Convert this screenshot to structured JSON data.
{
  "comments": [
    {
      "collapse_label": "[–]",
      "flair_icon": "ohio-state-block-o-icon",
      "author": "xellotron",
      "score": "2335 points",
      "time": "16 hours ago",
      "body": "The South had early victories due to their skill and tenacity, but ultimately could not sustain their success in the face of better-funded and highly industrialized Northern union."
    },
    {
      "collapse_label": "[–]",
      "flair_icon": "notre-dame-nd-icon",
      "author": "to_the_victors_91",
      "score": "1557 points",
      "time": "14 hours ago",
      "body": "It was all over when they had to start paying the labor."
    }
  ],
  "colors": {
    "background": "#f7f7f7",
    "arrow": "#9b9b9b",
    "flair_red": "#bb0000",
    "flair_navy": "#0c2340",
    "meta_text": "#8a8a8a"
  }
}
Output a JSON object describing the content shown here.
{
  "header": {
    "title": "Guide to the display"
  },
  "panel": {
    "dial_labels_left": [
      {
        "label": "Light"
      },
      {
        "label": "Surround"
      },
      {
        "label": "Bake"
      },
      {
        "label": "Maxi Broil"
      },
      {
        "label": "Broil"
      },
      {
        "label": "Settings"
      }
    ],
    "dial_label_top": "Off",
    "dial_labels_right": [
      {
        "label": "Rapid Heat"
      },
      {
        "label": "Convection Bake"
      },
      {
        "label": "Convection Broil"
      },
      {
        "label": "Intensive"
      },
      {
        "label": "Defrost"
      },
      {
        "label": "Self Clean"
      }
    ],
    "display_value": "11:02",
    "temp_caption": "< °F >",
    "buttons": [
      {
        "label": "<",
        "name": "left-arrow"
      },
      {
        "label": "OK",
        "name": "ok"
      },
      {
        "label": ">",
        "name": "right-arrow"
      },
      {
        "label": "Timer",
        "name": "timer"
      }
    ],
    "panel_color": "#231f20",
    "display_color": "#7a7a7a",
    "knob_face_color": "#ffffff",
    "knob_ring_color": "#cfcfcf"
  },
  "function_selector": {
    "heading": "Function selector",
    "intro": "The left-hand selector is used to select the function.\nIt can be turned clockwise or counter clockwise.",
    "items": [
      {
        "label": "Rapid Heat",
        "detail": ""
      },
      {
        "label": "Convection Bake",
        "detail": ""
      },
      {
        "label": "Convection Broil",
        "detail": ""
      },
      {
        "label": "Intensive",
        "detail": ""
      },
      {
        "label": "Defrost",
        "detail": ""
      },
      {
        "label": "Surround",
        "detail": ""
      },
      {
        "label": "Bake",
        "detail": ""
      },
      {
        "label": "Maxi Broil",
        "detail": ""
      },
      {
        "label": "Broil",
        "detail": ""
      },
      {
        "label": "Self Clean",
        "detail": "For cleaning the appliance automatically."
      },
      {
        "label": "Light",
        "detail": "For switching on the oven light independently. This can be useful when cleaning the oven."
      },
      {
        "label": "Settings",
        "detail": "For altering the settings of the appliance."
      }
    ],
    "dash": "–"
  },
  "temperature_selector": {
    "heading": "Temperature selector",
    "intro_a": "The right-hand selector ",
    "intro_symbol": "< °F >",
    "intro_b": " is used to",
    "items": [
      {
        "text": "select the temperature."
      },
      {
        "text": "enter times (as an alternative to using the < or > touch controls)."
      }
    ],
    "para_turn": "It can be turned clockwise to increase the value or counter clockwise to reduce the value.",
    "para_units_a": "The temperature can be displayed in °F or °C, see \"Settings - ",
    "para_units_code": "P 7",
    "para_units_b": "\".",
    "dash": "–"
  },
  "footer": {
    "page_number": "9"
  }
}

━━━━━━━━━━━━━━━━━━━━━━━━━━━━━━

What is expected:
Return every entry verbatim.

Solution for this exercise:
Convert this screenshot to structured JSON data.
{
  "comments": [
    {
      "collapse_label": "[–]",
      "flair_icon": "ohio-state-block-o-icon",
      "author": "xellotron",
      "score": "2335 points",
      "time": "16 hours ago",
      "body": "The South had early victories due to their skill and tenacity, but ultimately could not sustain their success in the face of better-funded and highly industrialized Northern union."
    },
    {
      "collapse_label": "[–]",
      "flair_icon": "notre-dame-nd-icon",
      "author": "to_the_victors_91",
      "score": "1557 points",
      "time": "14 hours ago",
      "body": "It was all over when they had to start paying the labor."
    }
  ],
  "colors": {
    "background": "#f7f7f7",
    "arrow": "#9b9b9b",
    "flair_red": "#bb0000",
    "flair_navy": "#0c2340",
    "meta_text": "#8a8a8a"
  }
}
Output a JSON object describing the content shown here.
{
  "header": {
    "title": "Guide to the display"
  },
  "panel": {
    "dial_labels_left": [
      {
        "label": "Light"
      },
      {
        "label": "Surround"
      },
      {
        "label": "Bake"
      },
      {
        "label": "Maxi Broil"
      },
      {
        "label": "Broil"
      },
      {
        "label": "Settings"
      }
    ],
    "dial_label_top": "Off",
    "dial_labels_right": [
      {
        "label": "Rapid Heat"
      },
      {
        "label": "Convection Bake"
      },
      {
        "label": "Convection Broil"
      },
      {
        "label": "Intensive"
      },
      {
        "label": "Defrost"
      },
      {
        "label": "Self Clean"
      }
    ],
    "display_value": "11:02",
    "temp_caption": "< °F >",
    "buttons": [
      {
        "label": "<",
        "name": "left-arrow"
      },
      {
        "label": "OK",
        "name": "ok"
      },
      {
        "label": ">",
        "name": "right-arrow"
      },
      {
        "label": "Timer",
        "name": "timer"
      }
    ],
    "panel_color": "#231f20",
    "display_color": "#7a7a7a",
    "knob_face_color": "#ffffff",
    "knob_ring_color": "#cfcfcf"
  },
  "function_selector": {
    "heading": "Function selector",
    "intro": "The left-hand selector is used to select the function.\nIt can be turned clockwise or counter clockwise.",
    "items": [
      {
        "label": "Rapid Heat",
        "detail": ""
      },
      {
        "label": "Convection Bake",
        "detail": ""
      },
      {
        "label": "Convection Broil",
        "detail": ""
      },
      {
        "label": "Intensive",
        "detail": ""
      },
      {
        "label": "Defrost",
        "detail": ""
      },
      {
        "label": "Surround",
        "detail": ""
      },
      {
        "label": "Bake",
        "detail": ""
      },
      {
        "label": "Maxi Broil",
        "detail": ""
      },
      {
        "label": "Broil",
        "detail": ""
      },
      {
        "label": "Self Clean",
        "detail": "For cleaning the appliance automatically."
      },
      {
        "label": "Light",
        "detail": "For switching on the oven light independently. This can be useful when cleaning the oven."
      },
      {
        "label": "Settings",
        "detail": "For altering the settings of the appliance."
      }
    ],
    "dash": "–"
  },
  "temperature_selector": {
    "heading": "Temperature selector",
    "intro_a": "The right-hand selector ",
    "intro_symbol": "< °F >",
    "intro_b": " is used to",
    "items": [
      {
        "text": "select the temperature."
      },
      {
        "text": "enter times (as an alternative to using the < or > touch controls)."
      }
    ],
    "para_turn": "It can be turned clockwise to increase the value or counter clockwise to reduce the value.",
    "para_units_a": "The temperature can be displayed in °F or °C, see \"Settings - ",
    "para_units_code": "P 7",
    "para_units_b": "\".",
    "dash": "–"
  },
  "footer": {
    "page_number": "9"
  }
}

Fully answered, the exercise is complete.